A run of records
+===+

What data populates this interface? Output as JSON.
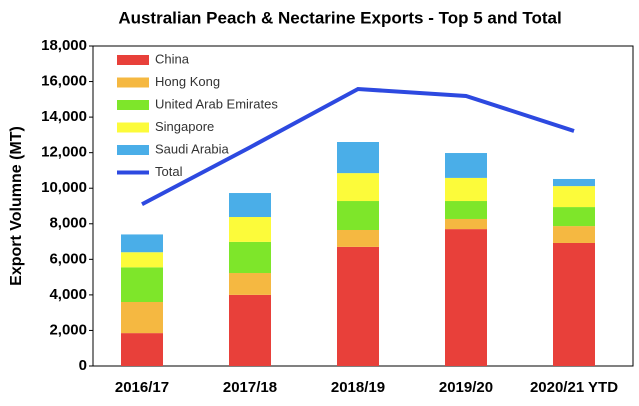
{
  "chart_data": {
    "type": "stacked_bar_line",
    "title": "Australian Peach & Nectarine Exports - Top 5 and Total",
    "y_label": "Export Volumne (MT)",
    "categories": [
      "2016/17",
      "2017/18",
      "2018/19",
      "2019/20",
      "2020/21 YTD"
    ],
    "series": [
      {
        "name": "China",
        "color": "#e8403a",
        "values": [
          1850,
          4000,
          6700,
          7700,
          6920
        ]
      },
      {
        "name": "Hong Kong",
        "color": "#f5b841",
        "values": [
          1750,
          1230,
          950,
          570,
          950
        ]
      },
      {
        "name": "United Arab Emirates",
        "color": "#7ee62a",
        "values": [
          1950,
          1750,
          1630,
          1010,
          1070
        ]
      },
      {
        "name": "Singapore",
        "color": "#fcfb3a",
        "values": [
          850,
          1400,
          1570,
          1300,
          1180
        ]
      },
      {
        "name": "Saudi Arabia",
        "color": "#4aaee8",
        "values": [
          1000,
          1350,
          1750,
          1400,
          400
        ]
      },
      {
        "name": "Total",
        "color": "#2d49e0",
        "type": "line",
        "values": [
          9100,
          12300,
          15580,
          15190,
          13220
        ]
      }
    ],
    "ylim": [
      0,
      18000
    ],
    "yticks": [
      0,
      {
        "value": 2000,
        "label": "2,000"
      },
      {
        "value": 4000,
        "label": "4,000"
      },
      {
        "value": 6000,
        "label": "6,000"
      },
      {
        "value": 8000,
        "label": "8,000"
      },
      {
        "value": 10000,
        "label": "10,000"
      },
      {
        "value": 12000,
        "label": "12,000"
      },
      {
        "value": 14000,
        "label": "14,000"
      },
      {
        "value": 16000,
        "label": "16,000"
      },
      {
        "value": 18000,
        "label": "18,000"
      }
    ],
    "legend": "upper left",
    "grid": false
  }
}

+===+

▶ _Written problem_
All lines of the data above that include the word "Total" must be shown.

▶ _Exercise response_
    "title": "Australian Peach & Nectarine Exports - Top 5 and Total",
        "name": "Total",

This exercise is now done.